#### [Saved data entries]
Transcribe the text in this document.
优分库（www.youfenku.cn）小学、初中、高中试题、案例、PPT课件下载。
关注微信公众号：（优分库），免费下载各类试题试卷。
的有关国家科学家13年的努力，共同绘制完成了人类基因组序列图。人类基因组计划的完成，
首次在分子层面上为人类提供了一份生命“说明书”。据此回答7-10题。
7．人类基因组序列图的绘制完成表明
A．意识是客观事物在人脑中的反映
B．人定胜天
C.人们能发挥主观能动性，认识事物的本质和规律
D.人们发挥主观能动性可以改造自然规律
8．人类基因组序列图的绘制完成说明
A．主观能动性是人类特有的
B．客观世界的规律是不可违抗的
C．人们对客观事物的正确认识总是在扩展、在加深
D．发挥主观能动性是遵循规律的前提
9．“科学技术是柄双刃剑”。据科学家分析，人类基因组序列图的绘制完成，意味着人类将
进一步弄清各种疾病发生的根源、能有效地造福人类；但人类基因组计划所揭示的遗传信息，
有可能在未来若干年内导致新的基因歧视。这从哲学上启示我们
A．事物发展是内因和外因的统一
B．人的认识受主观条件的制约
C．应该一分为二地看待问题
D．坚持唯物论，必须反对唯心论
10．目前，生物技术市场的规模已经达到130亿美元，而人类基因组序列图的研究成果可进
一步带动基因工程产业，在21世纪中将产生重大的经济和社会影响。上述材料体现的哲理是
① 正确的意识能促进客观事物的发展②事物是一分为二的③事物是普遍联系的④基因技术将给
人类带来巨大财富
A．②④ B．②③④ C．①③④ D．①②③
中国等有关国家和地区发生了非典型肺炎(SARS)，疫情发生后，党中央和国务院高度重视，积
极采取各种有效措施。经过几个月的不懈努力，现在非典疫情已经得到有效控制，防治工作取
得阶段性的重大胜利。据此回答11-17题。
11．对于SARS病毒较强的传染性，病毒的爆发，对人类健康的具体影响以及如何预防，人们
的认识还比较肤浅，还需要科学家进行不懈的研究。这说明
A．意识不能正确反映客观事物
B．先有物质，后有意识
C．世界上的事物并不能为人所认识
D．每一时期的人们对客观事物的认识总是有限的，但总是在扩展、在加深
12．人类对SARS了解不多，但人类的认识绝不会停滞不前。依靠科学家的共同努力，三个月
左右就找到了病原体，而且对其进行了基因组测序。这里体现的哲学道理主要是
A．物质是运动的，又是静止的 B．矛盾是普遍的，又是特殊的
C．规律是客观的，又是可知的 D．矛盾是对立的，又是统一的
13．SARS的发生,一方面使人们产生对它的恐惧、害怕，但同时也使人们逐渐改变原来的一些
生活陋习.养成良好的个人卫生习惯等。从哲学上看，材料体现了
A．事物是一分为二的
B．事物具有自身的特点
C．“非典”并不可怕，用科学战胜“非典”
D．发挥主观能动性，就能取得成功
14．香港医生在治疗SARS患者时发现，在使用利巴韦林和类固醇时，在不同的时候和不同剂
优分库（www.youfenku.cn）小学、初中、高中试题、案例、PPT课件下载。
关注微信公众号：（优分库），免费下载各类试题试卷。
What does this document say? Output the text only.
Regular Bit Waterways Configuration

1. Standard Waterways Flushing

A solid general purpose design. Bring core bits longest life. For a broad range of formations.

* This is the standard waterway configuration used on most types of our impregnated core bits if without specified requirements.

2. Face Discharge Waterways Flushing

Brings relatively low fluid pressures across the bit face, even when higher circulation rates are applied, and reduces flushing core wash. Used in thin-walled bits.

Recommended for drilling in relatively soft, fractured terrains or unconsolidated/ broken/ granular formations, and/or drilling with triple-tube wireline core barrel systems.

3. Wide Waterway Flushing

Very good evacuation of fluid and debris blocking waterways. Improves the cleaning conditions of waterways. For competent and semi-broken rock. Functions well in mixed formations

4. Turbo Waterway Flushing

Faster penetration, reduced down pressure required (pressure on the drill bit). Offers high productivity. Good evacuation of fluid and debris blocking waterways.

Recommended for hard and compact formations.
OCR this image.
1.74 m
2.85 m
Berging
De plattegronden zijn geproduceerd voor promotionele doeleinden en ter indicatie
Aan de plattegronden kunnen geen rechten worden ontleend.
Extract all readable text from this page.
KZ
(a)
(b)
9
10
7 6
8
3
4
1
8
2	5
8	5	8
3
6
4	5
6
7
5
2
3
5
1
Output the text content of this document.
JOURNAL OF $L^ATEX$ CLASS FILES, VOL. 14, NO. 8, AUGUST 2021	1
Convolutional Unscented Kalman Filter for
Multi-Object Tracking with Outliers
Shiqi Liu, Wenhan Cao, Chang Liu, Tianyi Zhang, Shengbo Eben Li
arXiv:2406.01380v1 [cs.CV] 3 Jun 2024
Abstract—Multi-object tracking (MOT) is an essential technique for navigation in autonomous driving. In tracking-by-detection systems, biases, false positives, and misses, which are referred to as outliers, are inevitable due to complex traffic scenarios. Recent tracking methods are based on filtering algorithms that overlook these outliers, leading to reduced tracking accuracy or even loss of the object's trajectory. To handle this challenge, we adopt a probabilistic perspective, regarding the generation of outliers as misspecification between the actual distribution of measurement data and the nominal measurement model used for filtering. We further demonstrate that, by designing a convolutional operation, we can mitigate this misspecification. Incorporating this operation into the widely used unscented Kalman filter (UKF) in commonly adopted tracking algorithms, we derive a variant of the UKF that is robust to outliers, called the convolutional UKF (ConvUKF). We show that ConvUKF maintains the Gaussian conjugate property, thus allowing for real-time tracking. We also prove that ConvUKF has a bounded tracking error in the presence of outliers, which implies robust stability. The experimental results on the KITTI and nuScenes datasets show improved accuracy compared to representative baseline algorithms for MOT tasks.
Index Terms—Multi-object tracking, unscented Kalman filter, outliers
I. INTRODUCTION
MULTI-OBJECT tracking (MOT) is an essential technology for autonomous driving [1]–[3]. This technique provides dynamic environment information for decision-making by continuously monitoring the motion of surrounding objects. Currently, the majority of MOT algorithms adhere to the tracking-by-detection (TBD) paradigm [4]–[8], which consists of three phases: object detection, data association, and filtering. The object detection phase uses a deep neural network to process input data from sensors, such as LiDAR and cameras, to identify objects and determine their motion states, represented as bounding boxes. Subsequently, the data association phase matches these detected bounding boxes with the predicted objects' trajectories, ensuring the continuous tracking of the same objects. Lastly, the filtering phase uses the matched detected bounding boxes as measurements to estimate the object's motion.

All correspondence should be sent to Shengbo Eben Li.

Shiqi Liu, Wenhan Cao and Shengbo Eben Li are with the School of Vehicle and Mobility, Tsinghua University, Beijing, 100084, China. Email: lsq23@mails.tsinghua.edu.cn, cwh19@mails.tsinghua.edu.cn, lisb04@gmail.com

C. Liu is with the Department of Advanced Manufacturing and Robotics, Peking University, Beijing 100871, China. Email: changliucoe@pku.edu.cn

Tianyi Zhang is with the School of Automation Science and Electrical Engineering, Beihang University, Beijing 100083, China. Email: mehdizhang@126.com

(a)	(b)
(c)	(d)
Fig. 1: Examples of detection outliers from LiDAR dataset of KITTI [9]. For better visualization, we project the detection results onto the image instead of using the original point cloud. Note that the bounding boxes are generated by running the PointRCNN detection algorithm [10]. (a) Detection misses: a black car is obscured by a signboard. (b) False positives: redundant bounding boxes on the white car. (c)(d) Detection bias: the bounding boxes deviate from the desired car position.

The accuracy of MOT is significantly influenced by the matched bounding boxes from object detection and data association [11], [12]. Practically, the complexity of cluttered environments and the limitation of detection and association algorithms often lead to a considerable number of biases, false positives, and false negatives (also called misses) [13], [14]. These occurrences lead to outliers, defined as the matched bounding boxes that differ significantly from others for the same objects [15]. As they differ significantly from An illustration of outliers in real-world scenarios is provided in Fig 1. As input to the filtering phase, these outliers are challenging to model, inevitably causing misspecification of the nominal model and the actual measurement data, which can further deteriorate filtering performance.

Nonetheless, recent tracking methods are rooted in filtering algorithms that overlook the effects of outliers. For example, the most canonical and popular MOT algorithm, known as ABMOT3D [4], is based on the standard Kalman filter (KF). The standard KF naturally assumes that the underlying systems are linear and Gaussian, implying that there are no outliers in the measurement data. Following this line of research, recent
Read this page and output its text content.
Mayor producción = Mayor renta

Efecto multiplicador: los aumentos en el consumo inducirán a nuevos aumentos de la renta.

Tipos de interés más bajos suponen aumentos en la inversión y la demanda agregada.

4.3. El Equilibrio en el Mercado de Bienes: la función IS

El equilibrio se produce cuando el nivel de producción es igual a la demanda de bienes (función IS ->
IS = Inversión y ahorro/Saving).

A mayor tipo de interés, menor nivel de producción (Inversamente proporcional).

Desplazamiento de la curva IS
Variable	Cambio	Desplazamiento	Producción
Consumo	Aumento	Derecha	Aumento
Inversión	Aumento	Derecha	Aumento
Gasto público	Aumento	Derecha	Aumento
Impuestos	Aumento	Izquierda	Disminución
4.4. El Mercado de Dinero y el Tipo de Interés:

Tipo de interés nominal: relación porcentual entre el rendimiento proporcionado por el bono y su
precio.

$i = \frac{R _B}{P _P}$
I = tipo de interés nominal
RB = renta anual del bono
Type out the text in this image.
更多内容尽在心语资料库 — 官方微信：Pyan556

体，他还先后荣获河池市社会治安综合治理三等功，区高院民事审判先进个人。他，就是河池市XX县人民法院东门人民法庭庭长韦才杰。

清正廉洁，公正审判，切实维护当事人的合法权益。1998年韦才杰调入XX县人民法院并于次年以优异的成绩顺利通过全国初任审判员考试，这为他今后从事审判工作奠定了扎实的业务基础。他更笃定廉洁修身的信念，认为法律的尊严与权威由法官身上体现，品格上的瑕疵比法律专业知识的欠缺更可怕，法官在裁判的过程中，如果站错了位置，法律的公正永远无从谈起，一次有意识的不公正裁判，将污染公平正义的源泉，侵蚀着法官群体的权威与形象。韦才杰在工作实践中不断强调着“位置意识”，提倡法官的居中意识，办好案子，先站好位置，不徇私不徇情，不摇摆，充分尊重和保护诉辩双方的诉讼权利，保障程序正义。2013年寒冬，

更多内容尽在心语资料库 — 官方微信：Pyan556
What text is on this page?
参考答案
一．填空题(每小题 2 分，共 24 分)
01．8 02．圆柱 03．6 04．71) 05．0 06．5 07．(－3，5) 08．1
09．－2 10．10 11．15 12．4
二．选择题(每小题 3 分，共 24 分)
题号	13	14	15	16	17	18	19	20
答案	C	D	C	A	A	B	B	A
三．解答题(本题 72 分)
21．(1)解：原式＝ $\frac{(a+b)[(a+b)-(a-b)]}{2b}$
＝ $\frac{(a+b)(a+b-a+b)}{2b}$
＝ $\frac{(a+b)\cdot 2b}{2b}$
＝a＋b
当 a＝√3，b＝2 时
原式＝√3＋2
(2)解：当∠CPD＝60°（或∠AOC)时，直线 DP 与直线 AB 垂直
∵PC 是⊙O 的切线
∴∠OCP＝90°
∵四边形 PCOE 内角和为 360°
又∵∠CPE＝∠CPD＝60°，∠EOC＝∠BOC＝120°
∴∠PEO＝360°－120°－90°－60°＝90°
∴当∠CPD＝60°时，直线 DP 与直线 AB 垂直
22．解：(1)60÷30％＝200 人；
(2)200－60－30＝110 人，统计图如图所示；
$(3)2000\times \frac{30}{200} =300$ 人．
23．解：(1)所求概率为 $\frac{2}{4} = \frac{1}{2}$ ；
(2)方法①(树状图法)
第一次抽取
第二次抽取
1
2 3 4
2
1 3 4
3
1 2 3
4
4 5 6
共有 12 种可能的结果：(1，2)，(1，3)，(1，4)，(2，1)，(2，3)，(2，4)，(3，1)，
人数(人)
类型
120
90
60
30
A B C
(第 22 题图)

#### [Given request]
Filter the records down to the lines that contain the string "China", and copy those lines.

#### [Task answer]
Shiqi Liu, Wenhan Cao and Shengbo Eben Li are with the School of Vehicle and Mobility, Tsinghua University, Beijing, 100084, China. Email: lsq23@mails.tsinghua.edu.cn, cwh19@mails.tsinghua.edu.cn, lisb04@gmail.com
C. Liu is with the Department of Advanced Manufacturing and Robotics, Peking University, Beijing 100871, China. Email: changliucoe@pku.edu.cn
Tianyi Zhang is with the School of Automation Science and Electrical Engineering, Beihang University, Beijing 100083, China. Email: mehdizhang@126.com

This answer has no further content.